Provided passage
The threat against his loyalty to Caesar is enough for Pilate. Surprisingly, it comes from the high priests of God. These men should be looking for the kingdom of God, but they deny God’s King, pledging their loyalty to King Caesar as they condemn King Jesus.

This week has left the Holy Men—the priests, scribes and Pharisees—thirsty for revenge and ready to let Jesus taste their power as they flex and work a crowd, move the pieces and push Rome’s buttons.

These priests, these keepers of the house of God, get what it is to make things happen. They’ve pressed through the night without sleep, but it’s been worth it for this moment. Now no one is singing Hosanna for the Prophet. There is no praise for Jesus. There are no palm branches or royal carpets today.

The faithful have left town and the remnant that was here before has remained after. What change did Jesus even think He could make in five days? Look at Him next to Pilate, unable to shield His eyes from the morning sun, His hands bound behind His back. He looks so weak now. No pithy questions, no high judgments from His mouth anymore. In fact, He’s said next to nothing all night. Like a little lamb, He’s been silent.

Information provided
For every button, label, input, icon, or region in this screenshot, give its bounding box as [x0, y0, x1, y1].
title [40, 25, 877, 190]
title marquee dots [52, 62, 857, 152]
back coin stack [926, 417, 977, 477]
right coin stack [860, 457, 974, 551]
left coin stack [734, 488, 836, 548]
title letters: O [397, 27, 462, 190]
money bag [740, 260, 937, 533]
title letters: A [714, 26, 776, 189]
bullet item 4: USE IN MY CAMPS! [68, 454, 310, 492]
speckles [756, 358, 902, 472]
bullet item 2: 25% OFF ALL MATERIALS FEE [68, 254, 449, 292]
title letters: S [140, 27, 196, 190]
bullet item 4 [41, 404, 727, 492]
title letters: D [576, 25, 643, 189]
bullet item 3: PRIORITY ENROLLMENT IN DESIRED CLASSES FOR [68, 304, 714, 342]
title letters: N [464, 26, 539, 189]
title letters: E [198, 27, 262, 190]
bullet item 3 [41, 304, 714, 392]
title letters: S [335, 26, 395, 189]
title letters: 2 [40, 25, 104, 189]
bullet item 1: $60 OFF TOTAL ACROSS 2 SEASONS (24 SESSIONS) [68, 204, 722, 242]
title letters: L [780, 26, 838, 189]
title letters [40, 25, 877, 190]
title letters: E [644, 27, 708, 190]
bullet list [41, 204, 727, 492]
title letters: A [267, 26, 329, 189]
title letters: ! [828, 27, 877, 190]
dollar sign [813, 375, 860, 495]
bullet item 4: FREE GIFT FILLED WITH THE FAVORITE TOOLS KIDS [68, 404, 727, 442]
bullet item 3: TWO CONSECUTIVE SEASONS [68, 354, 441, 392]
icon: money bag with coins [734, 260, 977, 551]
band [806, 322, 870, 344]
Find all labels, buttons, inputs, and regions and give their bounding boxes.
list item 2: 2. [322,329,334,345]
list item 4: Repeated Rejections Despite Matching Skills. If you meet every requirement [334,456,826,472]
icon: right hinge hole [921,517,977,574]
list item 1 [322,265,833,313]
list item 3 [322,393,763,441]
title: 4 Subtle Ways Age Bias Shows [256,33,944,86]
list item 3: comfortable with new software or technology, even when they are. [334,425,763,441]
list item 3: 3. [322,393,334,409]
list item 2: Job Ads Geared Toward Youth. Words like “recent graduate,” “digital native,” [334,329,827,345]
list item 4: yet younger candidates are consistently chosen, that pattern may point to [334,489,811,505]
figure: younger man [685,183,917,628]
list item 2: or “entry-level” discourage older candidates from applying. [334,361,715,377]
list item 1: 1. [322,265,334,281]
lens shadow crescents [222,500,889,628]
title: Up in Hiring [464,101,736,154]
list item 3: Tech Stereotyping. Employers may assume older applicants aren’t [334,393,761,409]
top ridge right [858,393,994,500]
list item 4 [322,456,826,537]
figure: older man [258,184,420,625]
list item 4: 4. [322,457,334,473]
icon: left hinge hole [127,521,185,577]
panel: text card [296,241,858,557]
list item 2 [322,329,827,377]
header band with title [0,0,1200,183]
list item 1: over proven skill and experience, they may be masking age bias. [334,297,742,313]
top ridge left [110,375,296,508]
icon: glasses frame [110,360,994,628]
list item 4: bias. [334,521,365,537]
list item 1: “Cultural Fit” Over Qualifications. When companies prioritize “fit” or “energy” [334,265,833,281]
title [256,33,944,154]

Requests
(a) Reproduce the passage about Jesus before Pilate word for word, from "The faithful have" up to and including "He’s been silent.".
(b) Write the next part of the passage about Jesus standing before Pilate, starting right after its last sentence.

The replies
(a)
The faithful have left town and the remnant that was here before has remained after. What change did Jesus even think He could make in five days? Look at Him next to Pilate, unable to shield His eyes from the morning sun, His hands bound behind His back. He looks so weak now. No pithy questions, no high judgments from His mouth anymore. In fact, He’s said next to nothing all night. Like a little lamb, He’s been silent.

(b)
And now this Lamb is the scourge of Rome. Time to hand Him off and watch the work of the Holy Men play out.

Jesus has been surrounded by crowds this week.

On the hills outside town, a kingly welcome by a longing people.

In the temple, a mixed room of open ears and blind eyes—hope and hatred in every degree.

In the moonlit shadows of the garden, pawns and puppet masters come to arrest Him.

All morning, an angry mob of Jews, scream for His death at the freedom of a known terrorist.

And this morning, Pilate has sent Him to a battalion of Roman soldiers to be prepared for crucifixion. Here is Jesus—tied to a post, hands outstretched in front of Him. A shirtless, bloodied and sleep-deprived man surrounded by 600 yelling, mocking, snide, belittling Roman soldiers.

And one fierce whip—the scourge. Nine strands of leather knotted with glass and metal. It took the lives of many sentenced to crucifixion before they ever made it out of the yard.

Imagine the angle, looking down from above. One man, standing in His blood, alone in the center of 600 angry voices, pacing, threatening, harming with each minute.

Hear their cries.

Now mute their voices.

Hear the crack of the whip.

Some of those 600 probably sat down for lunch while Jesus’s hands and feet were nailed in place. They had their fun. Can you see them eating now? Joking about the robe and the crown?

While some of you worked through lunch and others of you made PB&J’s for the third day in a row, Jesus was crucified.

And His mom watched it happen. Can you feel her tears? Her boy, losing blood by the second, nailed to a log and being yelled at by a crowd. Her boy, whom she bled to bring into the world, now bleeds as He leaves it, and she can’t make it stop.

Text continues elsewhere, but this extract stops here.